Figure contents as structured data
════
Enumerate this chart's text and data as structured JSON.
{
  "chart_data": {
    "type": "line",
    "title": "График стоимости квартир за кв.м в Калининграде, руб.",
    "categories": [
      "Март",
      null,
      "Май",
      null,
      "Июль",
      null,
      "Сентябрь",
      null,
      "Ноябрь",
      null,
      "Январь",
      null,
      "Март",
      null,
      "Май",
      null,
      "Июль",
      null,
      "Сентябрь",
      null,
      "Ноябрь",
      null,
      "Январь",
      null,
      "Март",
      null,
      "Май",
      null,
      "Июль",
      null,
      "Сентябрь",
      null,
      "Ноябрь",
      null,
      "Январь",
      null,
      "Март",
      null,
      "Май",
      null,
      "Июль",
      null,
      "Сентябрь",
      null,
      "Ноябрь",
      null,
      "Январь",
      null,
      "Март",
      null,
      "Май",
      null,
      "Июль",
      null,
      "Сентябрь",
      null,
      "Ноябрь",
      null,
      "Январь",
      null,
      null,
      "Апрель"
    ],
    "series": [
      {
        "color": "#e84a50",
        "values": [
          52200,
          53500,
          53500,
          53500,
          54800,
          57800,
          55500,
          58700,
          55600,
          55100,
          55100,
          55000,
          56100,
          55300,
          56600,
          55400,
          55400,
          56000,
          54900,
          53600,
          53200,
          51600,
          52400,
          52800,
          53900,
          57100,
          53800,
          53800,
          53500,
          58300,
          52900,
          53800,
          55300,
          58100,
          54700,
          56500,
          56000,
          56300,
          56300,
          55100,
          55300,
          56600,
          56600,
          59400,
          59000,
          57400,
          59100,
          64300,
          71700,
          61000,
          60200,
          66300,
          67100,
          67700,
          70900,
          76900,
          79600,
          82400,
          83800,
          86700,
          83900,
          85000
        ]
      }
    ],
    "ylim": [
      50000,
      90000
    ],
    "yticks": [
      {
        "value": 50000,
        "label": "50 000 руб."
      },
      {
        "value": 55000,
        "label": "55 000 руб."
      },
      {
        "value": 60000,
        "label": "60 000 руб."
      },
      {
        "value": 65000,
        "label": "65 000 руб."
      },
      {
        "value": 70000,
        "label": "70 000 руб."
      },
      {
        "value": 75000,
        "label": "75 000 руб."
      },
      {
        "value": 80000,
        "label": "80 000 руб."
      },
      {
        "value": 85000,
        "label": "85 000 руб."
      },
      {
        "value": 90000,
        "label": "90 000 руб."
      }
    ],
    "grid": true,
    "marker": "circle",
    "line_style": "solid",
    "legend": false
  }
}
════
### Written instruction
Your task is to transcribe the material exactly.

### Written answer
Enumerate this chart's text and data as structured JSON.
{
  "chart_data": {
    "type": "line",
    "title": "График стоимости квартир за кв.м в Калининграде, руб.",
    "categories": [
      "Март",
      null,
      "Май",
      null,
      "Июль",
      null,
      "Сентябрь",
      null,
      "Ноябрь",
      null,
      "Январь",
      null,
      "Март",
      null,
      "Май",
      null,
      "Июль",
      null,
      "Сентябрь",
      null,
      "Ноябрь",
      null,
      "Январь",
      null,
      "Март",
      null,
      "Май",
      null,
      "Июль",
      null,
      "Сентябрь",
      null,
      "Ноябрь",
      null,
      "Январь",
      null,
      "Март",
      null,
      "Май",
      null,
      "Июль",
      null,
      "Сентябрь",
      null,
      "Ноябрь",
      null,
      "Январь",
      null,
      "Март",
      null,
      "Май",
      null,
      "Июль",
      null,
      "Сентябрь",
      null,
      "Ноябрь",
      null,
      "Январь",
      null,
      null,
      "Апрель"
    ],
    "series": [
      {
        "color": "#e84a50",
        "values": [
          52200,
          53500,
          53500,
          53500,
          54800,
          57800,
          55500,
          58700,
          55600,
          55100,
          55100,
          55000,
          56100,
          55300,
          56600,
          55400,
          55400,
          56000,
          54900,
          53600,
          53200,
          51600,
          52400,
          52800,
          53900,
          57100,
          53800,
          53800,
          53500,
          58300,
          52900,
          53800,
          55300,
          58100,
          54700,
          56500,
          56000,
          56300,
          56300,
          55100,
          55300,
          56600,
          56600,
          59400,
          59000,
          57400,
          59100,
          64300,
          71700,
          61000,
          60200,
          66300,
          67100,
          67700,
          70900,
          76900,
          79600,
          82400,
          83800,
          86700,
          83900,
          85000
        ]
      }
    ],
    "ylim": [
      50000,
      90000
    ],
    "yticks": [
      {
        "value": 50000,
        "label": "50 000 руб."
      },
      {
        "value": 55000,
        "label": "55 000 руб."
      },
      {
        "value": 60000,
        "label": "60 000 руб."
      },
      {
        "value": 65000,
        "label": "65 000 руб."
      },
      {
        "value": 70000,
        "label": "70 000 руб."
      },
      {
        "value": 75000,
        "label": "75 000 руб."
      },
      {
        "value": 80000,
        "label": "80 000 руб."
      },
      {
        "value": 85000,
        "label": "85 000 руб."
      },
      {
        "value": 90000,
        "label": "90 000 руб."
      }
    ],
    "grid": true,
    "marker": "circle",
    "line_style": "solid",
    "legend": false
  }
}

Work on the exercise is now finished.